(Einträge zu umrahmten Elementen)
_____

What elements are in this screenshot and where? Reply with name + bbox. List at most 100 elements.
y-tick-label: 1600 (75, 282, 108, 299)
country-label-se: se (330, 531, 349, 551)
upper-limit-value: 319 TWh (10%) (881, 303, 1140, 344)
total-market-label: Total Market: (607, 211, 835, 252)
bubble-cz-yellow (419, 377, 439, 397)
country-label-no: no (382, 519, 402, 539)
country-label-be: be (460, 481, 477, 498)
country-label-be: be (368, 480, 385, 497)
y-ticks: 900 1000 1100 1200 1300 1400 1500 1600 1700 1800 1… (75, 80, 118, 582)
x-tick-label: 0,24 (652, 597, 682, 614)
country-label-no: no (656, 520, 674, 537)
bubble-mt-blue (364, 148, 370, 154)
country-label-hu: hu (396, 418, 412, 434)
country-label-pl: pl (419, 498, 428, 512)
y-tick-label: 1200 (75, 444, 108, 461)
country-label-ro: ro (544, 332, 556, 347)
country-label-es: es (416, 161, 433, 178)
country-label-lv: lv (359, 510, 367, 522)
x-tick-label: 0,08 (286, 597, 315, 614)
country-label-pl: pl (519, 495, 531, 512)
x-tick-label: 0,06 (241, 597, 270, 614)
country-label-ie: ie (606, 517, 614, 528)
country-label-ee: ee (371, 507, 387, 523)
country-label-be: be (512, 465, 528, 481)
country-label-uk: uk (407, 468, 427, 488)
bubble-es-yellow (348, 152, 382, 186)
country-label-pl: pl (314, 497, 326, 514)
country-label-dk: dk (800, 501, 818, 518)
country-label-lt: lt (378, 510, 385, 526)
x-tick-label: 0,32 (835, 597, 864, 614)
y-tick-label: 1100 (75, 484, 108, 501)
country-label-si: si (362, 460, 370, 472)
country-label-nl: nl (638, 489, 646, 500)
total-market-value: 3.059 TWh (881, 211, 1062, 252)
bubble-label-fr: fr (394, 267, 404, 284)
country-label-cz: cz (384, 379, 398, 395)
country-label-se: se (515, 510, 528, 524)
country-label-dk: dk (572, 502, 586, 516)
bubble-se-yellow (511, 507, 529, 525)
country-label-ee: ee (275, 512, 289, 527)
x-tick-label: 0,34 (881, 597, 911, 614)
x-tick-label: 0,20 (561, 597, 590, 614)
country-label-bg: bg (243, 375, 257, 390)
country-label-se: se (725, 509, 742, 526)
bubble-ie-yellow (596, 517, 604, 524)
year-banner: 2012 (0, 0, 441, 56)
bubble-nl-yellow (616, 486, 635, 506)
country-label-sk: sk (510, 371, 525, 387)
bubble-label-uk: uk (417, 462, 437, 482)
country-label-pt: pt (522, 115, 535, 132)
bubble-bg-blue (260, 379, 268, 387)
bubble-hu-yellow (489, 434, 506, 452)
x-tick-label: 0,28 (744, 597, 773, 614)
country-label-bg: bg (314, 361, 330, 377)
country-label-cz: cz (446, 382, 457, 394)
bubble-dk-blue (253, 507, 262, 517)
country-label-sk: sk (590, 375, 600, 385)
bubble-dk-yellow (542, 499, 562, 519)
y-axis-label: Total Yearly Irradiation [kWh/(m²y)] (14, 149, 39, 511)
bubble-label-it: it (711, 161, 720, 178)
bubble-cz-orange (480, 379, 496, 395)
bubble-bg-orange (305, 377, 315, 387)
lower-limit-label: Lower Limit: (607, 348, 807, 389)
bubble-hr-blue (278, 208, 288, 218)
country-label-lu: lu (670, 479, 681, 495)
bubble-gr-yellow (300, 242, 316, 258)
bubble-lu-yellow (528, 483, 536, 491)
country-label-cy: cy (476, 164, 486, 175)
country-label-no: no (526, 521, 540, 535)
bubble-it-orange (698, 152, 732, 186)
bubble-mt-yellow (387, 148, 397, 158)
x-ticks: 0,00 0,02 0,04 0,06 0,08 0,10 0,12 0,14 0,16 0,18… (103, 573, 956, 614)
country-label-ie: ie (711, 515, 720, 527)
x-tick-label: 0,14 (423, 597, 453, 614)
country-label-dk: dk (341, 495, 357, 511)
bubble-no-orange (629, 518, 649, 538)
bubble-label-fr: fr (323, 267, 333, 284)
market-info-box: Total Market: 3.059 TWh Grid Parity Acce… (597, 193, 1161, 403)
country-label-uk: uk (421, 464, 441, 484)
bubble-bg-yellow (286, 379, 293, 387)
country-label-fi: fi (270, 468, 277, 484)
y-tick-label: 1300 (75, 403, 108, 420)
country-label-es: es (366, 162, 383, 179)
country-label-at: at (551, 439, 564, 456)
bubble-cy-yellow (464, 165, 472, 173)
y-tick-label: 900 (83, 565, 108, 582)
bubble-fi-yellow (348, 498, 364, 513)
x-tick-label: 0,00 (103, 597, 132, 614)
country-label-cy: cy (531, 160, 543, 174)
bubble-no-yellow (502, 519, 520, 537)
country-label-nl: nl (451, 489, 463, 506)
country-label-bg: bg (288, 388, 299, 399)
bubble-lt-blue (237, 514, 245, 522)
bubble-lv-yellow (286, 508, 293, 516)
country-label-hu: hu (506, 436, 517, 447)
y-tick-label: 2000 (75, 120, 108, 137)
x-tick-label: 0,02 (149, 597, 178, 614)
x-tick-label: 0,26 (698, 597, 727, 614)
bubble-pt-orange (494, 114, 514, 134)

_____

### Gestellte Aufgabe
Liste bitte jede Zeile der Einträge oben auf, in der das Wort „limit“ vorkommt. Groß- und Kleinschreibung sind dabei zu beachten.

### Ergebnis der Übung
upper-limit-value: 319 TWh (10%) (881, 303, 1140, 344)
lower-limit-label: Lower Limit: (607, 348, 807, 389)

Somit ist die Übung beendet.